INSTRUCTION
Return the listing below unchanged, minus its pictures.
**** GIVEN RECORDS ****
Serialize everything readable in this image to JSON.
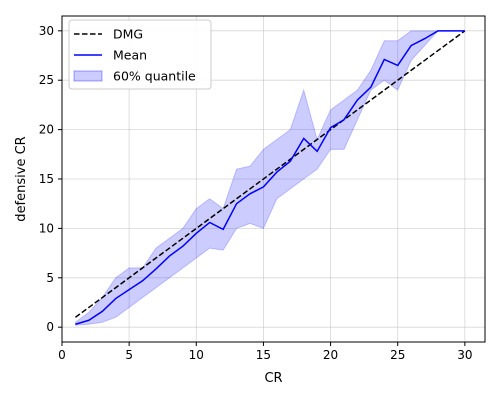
{
  "chart_data": {
    "type": "line",
    "xlabel": "CR",
    "ylabel": "defensive CR",
    "xlim": [
      0,
      31.5
    ],
    "ylim": [
      -1.5,
      31.5
    ],
    "xticks": [
      0,
      5,
      10,
      15,
      20,
      25,
      30
    ],
    "yticks": [
      0,
      5,
      10,
      15,
      20,
      25,
      30
    ],
    "grid": true,
    "legend_position": "top-left",
    "series": [
      {
        "name": "DMG",
        "style": "dashed",
        "color": "#000000",
        "x": [
          1,
          30
        ],
        "y": [
          1,
          30
        ]
      },
      {
        "name": "Mean",
        "style": "solid",
        "color": "#0000ff",
        "x": [
          1,
          2,
          3,
          4,
          5,
          6,
          7,
          8,
          9,
          10,
          11,
          12,
          13,
          14,
          15,
          16,
          17,
          18,
          19,
          20,
          21,
          22,
          23,
          24,
          25,
          26,
          27,
          28,
          29,
          30
        ],
        "y": [
          0.3,
          0.7,
          1.6,
          2.9,
          3.8,
          4.7,
          5.9,
          7.2,
          8.2,
          9.5,
          10.6,
          9.9,
          12.5,
          13.5,
          14.2,
          15.7,
          16.8,
          19.1,
          17.8,
          20.2,
          21.0,
          23.0,
          24.3,
          27.1,
          26.5,
          28.5,
          29.2,
          30.0,
          30.0,
          30.0
        ]
      },
      {
        "name": "60% quantile",
        "type": "band",
        "color": "#0000ff",
        "opacity": 0.2,
        "x": [
          1,
          2,
          3,
          4,
          5,
          6,
          7,
          8,
          9,
          10,
          11,
          12,
          13,
          14,
          15,
          16,
          17,
          18,
          19,
          20,
          21,
          22,
          23,
          24,
          25,
          26,
          27,
          28,
          29,
          30
        ],
        "lower": [
          0.2,
          0.3,
          0.5,
          1.0,
          2.0,
          3.0,
          4.0,
          5.0,
          6.0,
          7.0,
          8.0,
          7.8,
          10.0,
          10.5,
          10.0,
          13.0,
          14.0,
          15.0,
          16.0,
          18.0,
          18.0,
          21.0,
          24.0,
          25.0,
          24.0,
          27.0,
          28.5,
          30.0,
          30.0,
          30.0
        ],
        "upper": [
          0.5,
          1.5,
          3.0,
          5.0,
          6.0,
          6.0,
          8.0,
          9.0,
          10.0,
          12.0,
          13.0,
          12.0,
          16.0,
          16.3,
          18.0,
          19.0,
          20.0,
          24.0,
          19.0,
          22.0,
          23.0,
          24.0,
          26.0,
          29.0,
          29.0,
          30.0,
          30.0,
          30.0,
          30.0,
          30.0
        ]
      }
    ]
  }
}
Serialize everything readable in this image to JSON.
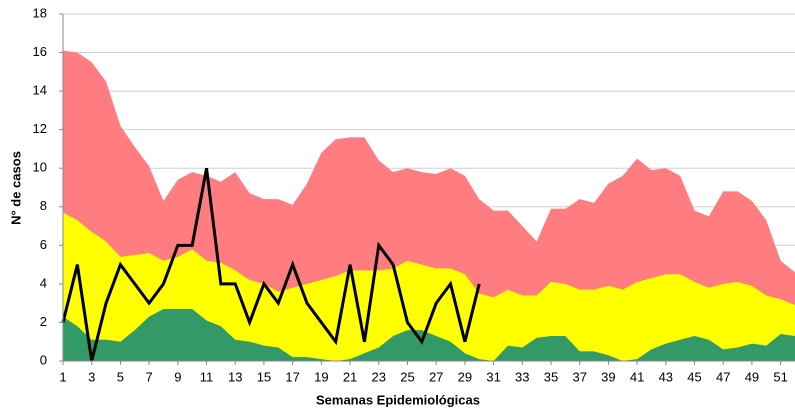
{
  "chart_data": {
    "type": "area",
    "x_label": "Semanas Epidemiológicas",
    "y_label": "N° de casos",
    "x": [
      1,
      2,
      3,
      4,
      5,
      6,
      7,
      8,
      9,
      10,
      11,
      12,
      13,
      14,
      15,
      16,
      17,
      18,
      19,
      20,
      21,
      22,
      23,
      24,
      25,
      26,
      27,
      28,
      29,
      30,
      31,
      32,
      33,
      34,
      35,
      36,
      37,
      38,
      39,
      40,
      41,
      42,
      43,
      44,
      45,
      46,
      47,
      48,
      49,
      50,
      51,
      52
    ],
    "xlim": [
      1,
      52
    ],
    "xticks": [
      1,
      3,
      5,
      7,
      9,
      11,
      13,
      15,
      17,
      19,
      21,
      23,
      25,
      27,
      29,
      31,
      33,
      35,
      37,
      39,
      41,
      43,
      45,
      47,
      49,
      51
    ],
    "ylim": [
      0,
      18
    ],
    "yticks": [
      0,
      2,
      4,
      6,
      8,
      10,
      12,
      14,
      16,
      18
    ],
    "grid": true,
    "series": [
      {
        "kind": "area",
        "color": "#ff7c80",
        "values": [
          16.1,
          16.0,
          15.5,
          14.5,
          12.2,
          11.1,
          10.1,
          8.3,
          9.4,
          9.8,
          9.6,
          9.3,
          9.8,
          8.7,
          8.4,
          8.4,
          8.1,
          9.2,
          10.8,
          11.5,
          11.6,
          11.6,
          10.4,
          9.8,
          10.0,
          9.8,
          9.7,
          10.0,
          9.6,
          8.4,
          7.8,
          7.8,
          7.0,
          6.2,
          7.9,
          7.9,
          8.4,
          8.2,
          9.2,
          9.6,
          10.5,
          9.9,
          10.0,
          9.6,
          7.8,
          7.5,
          8.8,
          8.8,
          8.3,
          7.3,
          5.2,
          4.6
        ]
      },
      {
        "kind": "area",
        "color": "#ffff00",
        "values": [
          7.7,
          7.3,
          6.7,
          6.2,
          5.4,
          5.5,
          5.6,
          5.2,
          5.4,
          5.8,
          5.2,
          5.1,
          4.7,
          4.2,
          4.0,
          3.6,
          3.8,
          4.0,
          4.2,
          4.4,
          4.7,
          4.7,
          4.7,
          4.8,
          5.2,
          5.0,
          4.8,
          4.8,
          4.5,
          3.5,
          3.3,
          3.7,
          3.4,
          3.4,
          4.1,
          4.0,
          3.7,
          3.7,
          3.9,
          3.7,
          4.1,
          4.3,
          4.5,
          4.5,
          4.1,
          3.8,
          4.0,
          4.1,
          3.9,
          3.4,
          3.2,
          2.9
        ]
      },
      {
        "kind": "area",
        "color": "#339966",
        "values": [
          2.3,
          1.8,
          1.1,
          1.1,
          1.0,
          1.6,
          2.3,
          2.7,
          2.7,
          2.7,
          2.1,
          1.8,
          1.1,
          1.0,
          0.8,
          0.7,
          0.2,
          0.2,
          0.1,
          0.0,
          0.1,
          0.4,
          0.7,
          1.3,
          1.6,
          1.6,
          1.3,
          1.0,
          0.4,
          0.1,
          0.0,
          0.8,
          0.7,
          1.2,
          1.3,
          1.3,
          0.5,
          0.5,
          0.3,
          0.0,
          0.1,
          0.6,
          0.9,
          1.1,
          1.3,
          1.1,
          0.6,
          0.7,
          0.9,
          0.8,
          1.4,
          1.3
        ]
      },
      {
        "kind": "line",
        "color": "#000000",
        "values": [
          2,
          5,
          0,
          3,
          5,
          4,
          3,
          4,
          6,
          6,
          10,
          4,
          4,
          2,
          4,
          3,
          5,
          3,
          2,
          1,
          5,
          1,
          6,
          5,
          2,
          1,
          3,
          4,
          1,
          4,
          null,
          null,
          null,
          null,
          null,
          null,
          null,
          null,
          null,
          null,
          null,
          null,
          null,
          null,
          null,
          null,
          null,
          null,
          null,
          null,
          null,
          null
        ]
      }
    ]
  }
}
****
WRITTEN REPLY
Serialize everything readable in this image to JSON.
{
  "chart_data": {
    "type": "line",
    "xlabel": "CR",
    "ylabel": "defensive CR",
    "xlim": [
      0,
      31.5
    ],
    "ylim": [
      -1.5,
      31.5
    ],
    "xticks": [
      0,
      5,
      10,
      15,
      20,
      25,
      30
    ],
    "yticks": [
      0,
      5,
      10,
      15,
      20,
      25,
      30
    ],
    "grid": true,
    "legend_position": "top-left",
    "series": [
      {
        "name": "DMG",
        "style": "dashed",
        "color": "#000000",
        "x": [
          1,
          30
        ],
        "y": [
          1,
          30
        ]
      },
      {
        "name": "Mean",
        "style": "solid",
        "color": "#0000ff",
        "x": [
          1,
          2,
          3,
          4,
          5,
          6,
          7,
          8,
          9,
          10,
          11,
          12,
          13,
          14,
          15,
          16,
          17,
          18,
          19,
          20,
          21,
          22,
          23,
          24,
          25,
          26,
          27,
          28,
          29,
          30
        ],
        "y": [
          0.3,
          0.7,
          1.6,
          2.9,
          3.8,
          4.7,
          5.9,
          7.2,
          8.2,
          9.5,
          10.6,
          9.9,
          12.5,
          13.5,
          14.2,
          15.7,
          16.8,
          19.1,
          17.8,
          20.2,
          21.0,
          23.0,
          24.3,
          27.1,
          26.5,
          28.5,
          29.2,
          30.0,
          30.0,
          30.0
        ]
      },
      {
        "name": "60% quantile",
        "type": "band",
        "color": "#0000ff",
        "opacity": 0.2,
        "x": [
          1,
          2,
          3,
          4,
          5,
          6,
          7,
          8,
          9,
          10,
          11,
          12,
          13,
          14,
          15,
          16,
          17,
          18,
          19,
          20,
          21,
          22,
          23,
          24,
          25,
          26,
          27,
          28,
          29,
          30
        ],
        "lower": [
          0.2,
          0.3,
          0.5,
          1.0,
          2.0,
          3.0,
          4.0,
          5.0,
          6.0,
          7.0,
          8.0,
          7.8,
          10.0,
          10.5,
          10.0,
          13.0,
          14.0,
          15.0,
          16.0,
          18.0,
          18.0,
          21.0,
          24.0,
          25.0,
          24.0,
          27.0,
          28.5,
          30.0,
          30.0,
          30.0
        ],
        "upper": [
          0.5,
          1.5,
          3.0,
          5.0,
          6.0,
          6.0,
          8.0,
          9.0,
          10.0,
          12.0,
          13.0,
          12.0,
          16.0,
          16.3,
          18.0,
          19.0,
          20.0,
          24.0,
          19.0,
          22.0,
          23.0,
          24.0,
          26.0,
          29.0,
          29.0,
          30.0,
          30.0,
          30.0,
          30.0,
          30.0
        ]
      }
    ]
  }
}
Serialize everything readable in this image to JSON.
{
  "chart_data": {
    "type": "area",
    "x_label": "Semanas Epidemiológicas",
    "y_label": "N° de casos",
    "x": [
      1,
      2,
      3,
      4,
      5,
      6,
      7,
      8,
      9,
      10,
      11,
      12,
      13,
      14,
      15,
      16,
      17,
      18,
      19,
      20,
      21,
      22,
      23,
      24,
      25,
      26,
      27,
      28,
      29,
      30,
      31,
      32,
      33,
      34,
      35,
      36,
      37,
      38,
      39,
      40,
      41,
      42,
      43,
      44,
      45,
      46,
      47,
      48,
      49,
      50,
      51,
      52
    ],
    "xlim": [
      1,
      52
    ],
    "xticks": [
      1,
      3,
      5,
      7,
      9,
      11,
      13,
      15,
      17,
      19,
      21,
      23,
      25,
      27,
      29,
      31,
      33,
      35,
      37,
      39,
      41,
      43,
      45,
      47,
      49,
      51
    ],
    "ylim": [
      0,
      18
    ],
    "yticks": [
      0,
      2,
      4,
      6,
      8,
      10,
      12,
      14,
      16,
      18
    ],
    "grid": true,
    "series": [
      {
        "kind": "area",
        "color": "#ff7c80",
        "values": [
          16.1,
          16.0,
          15.5,
          14.5,
          12.2,
          11.1,
          10.1,
          8.3,
          9.4,
          9.8,
          9.6,
          9.3,
          9.8,
          8.7,
          8.4,
          8.4,
          8.1,
          9.2,
          10.8,
          11.5,
          11.6,
          11.6,
          10.4,
          9.8,
          10.0,
          9.8,
          9.7,
          10.0,
          9.6,
          8.4,
          7.8,
          7.8,
          7.0,
          6.2,
          7.9,
          7.9,
          8.4,
          8.2,
          9.2,
          9.6,
          10.5,
          9.9,
          10.0,
          9.6,
          7.8,
          7.5,
          8.8,
          8.8,
          8.3,
          7.3,
          5.2,
          4.6
        ]
      },
      {
        "kind": "area",
        "color": "#ffff00",
        "values": [
          7.7,
          7.3,
          6.7,
          6.2,
          5.4,
          5.5,
          5.6,
          5.2,
          5.4,
          5.8,
          5.2,
          5.1,
          4.7,
          4.2,
          4.0,
          3.6,
          3.8,
          4.0,
          4.2,
          4.4,
          4.7,
          4.7,
          4.7,
          4.8,
          5.2,
          5.0,
          4.8,
          4.8,
          4.5,
          3.5,
          3.3,
          3.7,
          3.4,
          3.4,
          4.1,
          4.0,
          3.7,
          3.7,
          3.9,
          3.7,
          4.1,
          4.3,
          4.5,
          4.5,
          4.1,
          3.8,
          4.0,
          4.1,
          3.9,
          3.4,
          3.2,
          2.9
        ]
      },
      {
        "kind": "area",
        "color": "#339966",
        "values": [
          2.3,
          1.8,
          1.1,
          1.1,
          1.0,
          1.6,
          2.3,
          2.7,
          2.7,
          2.7,
          2.1,
          1.8,
          1.1,
          1.0,
          0.8,
          0.7,
          0.2,
          0.2,
          0.1,
          0.0,
          0.1,
          0.4,
          0.7,
          1.3,
          1.6,
          1.6,
          1.3,
          1.0,
          0.4,
          0.1,
          0.0,
          0.8,
          0.7,
          1.2,
          1.3,
          1.3,
          0.5,
          0.5,
          0.3,
          0.0,
          0.1,
          0.6,
          0.9,
          1.1,
          1.3,
          1.1,
          0.6,
          0.7,
          0.9,
          0.8,
          1.4,
          1.3
        ]
      },
      {
        "kind": "line",
        "color": "#000000",
        "values": [
          2,
          5,
          0,
          3,
          5,
          4,
          3,
          4,
          6,
          6,
          10,
          4,
          4,
          2,
          4,
          3,
          5,
          3,
          2,
          1,
          5,
          1,
          6,
          5,
          2,
          1,
          3,
          4,
          1,
          4,
          null,
          null,
          null,
          null,
          null,
          null,
          null,
          null,
          null,
          null,
          null,
          null,
          null,
          null,
          null,
          null,
          null,
          null,
          null,
          null,
          null,
          null
        ]
      }
    ]
  }
}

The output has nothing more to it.